THE PROBLEM ▸
Select all lines holding the word "Waste" from the entries that follow.

RECORDS SHOWN ▸
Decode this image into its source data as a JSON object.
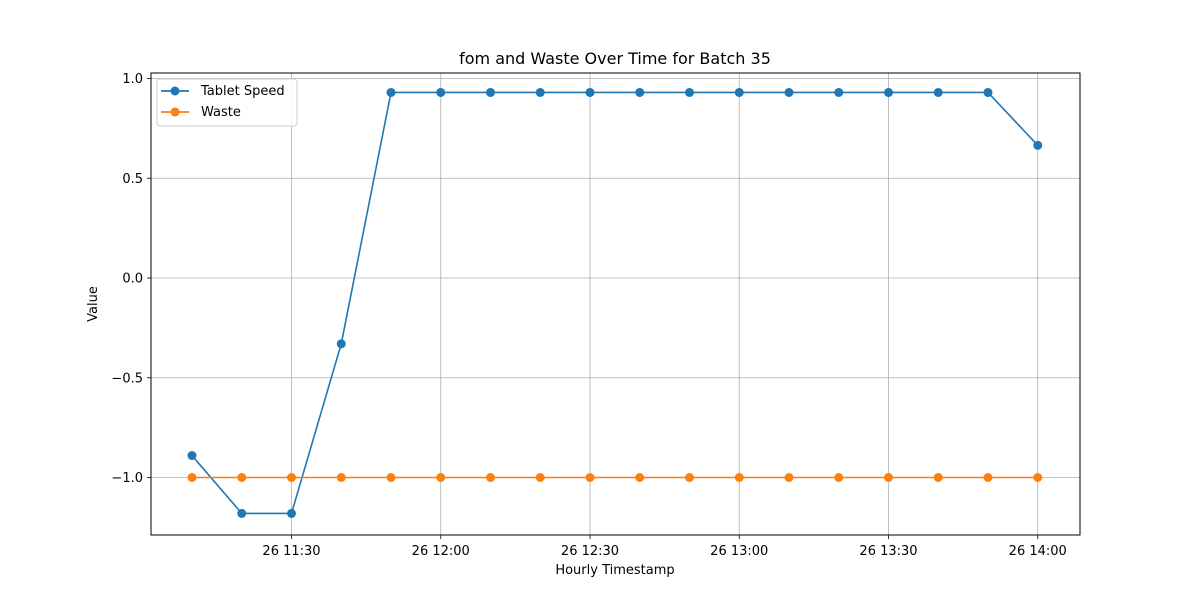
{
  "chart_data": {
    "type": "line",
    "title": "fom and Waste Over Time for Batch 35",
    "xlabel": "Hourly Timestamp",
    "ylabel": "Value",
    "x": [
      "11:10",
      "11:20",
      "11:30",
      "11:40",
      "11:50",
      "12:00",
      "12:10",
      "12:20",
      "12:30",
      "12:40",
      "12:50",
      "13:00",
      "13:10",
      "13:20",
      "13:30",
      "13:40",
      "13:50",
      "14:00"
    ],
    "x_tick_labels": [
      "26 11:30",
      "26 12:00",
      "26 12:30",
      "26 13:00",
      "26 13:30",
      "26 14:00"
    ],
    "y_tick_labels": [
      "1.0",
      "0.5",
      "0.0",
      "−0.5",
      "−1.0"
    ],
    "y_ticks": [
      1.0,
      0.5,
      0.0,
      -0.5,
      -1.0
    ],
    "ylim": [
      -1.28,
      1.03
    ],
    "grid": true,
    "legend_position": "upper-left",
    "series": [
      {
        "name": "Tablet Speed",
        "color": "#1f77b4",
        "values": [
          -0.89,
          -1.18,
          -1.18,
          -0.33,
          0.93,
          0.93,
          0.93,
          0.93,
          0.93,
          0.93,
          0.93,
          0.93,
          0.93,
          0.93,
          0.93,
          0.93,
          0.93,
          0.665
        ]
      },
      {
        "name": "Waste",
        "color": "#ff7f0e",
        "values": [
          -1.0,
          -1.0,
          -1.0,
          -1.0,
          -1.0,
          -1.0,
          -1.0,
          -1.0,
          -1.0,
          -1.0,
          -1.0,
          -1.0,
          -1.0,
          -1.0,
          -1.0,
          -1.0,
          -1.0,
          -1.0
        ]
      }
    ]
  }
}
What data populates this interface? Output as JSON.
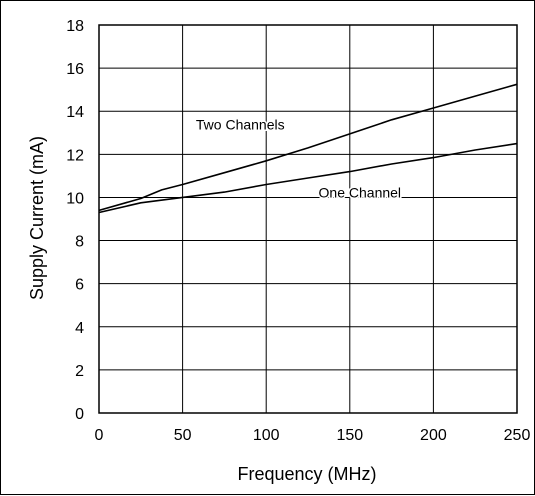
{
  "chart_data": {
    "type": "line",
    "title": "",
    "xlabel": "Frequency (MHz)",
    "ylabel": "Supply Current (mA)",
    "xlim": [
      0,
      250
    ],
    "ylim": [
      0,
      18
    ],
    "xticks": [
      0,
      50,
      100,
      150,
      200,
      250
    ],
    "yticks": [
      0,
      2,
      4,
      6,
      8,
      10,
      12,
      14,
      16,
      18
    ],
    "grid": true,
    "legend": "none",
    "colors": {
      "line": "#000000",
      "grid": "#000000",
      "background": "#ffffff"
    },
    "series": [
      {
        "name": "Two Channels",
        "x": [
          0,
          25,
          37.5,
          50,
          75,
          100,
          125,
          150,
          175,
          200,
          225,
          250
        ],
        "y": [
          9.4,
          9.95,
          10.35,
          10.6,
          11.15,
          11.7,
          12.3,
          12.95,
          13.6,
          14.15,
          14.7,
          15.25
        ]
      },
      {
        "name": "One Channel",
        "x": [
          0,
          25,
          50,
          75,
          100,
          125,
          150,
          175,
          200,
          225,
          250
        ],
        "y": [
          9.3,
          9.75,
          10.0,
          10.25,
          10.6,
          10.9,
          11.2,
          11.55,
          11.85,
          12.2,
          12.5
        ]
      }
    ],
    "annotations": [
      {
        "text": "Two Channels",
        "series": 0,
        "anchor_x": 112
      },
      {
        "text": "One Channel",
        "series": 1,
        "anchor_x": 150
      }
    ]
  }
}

SOLUTION TO THIS TASK ▸
    "title": "fom and Waste Over Time for Batch 35",
        "name": "Waste",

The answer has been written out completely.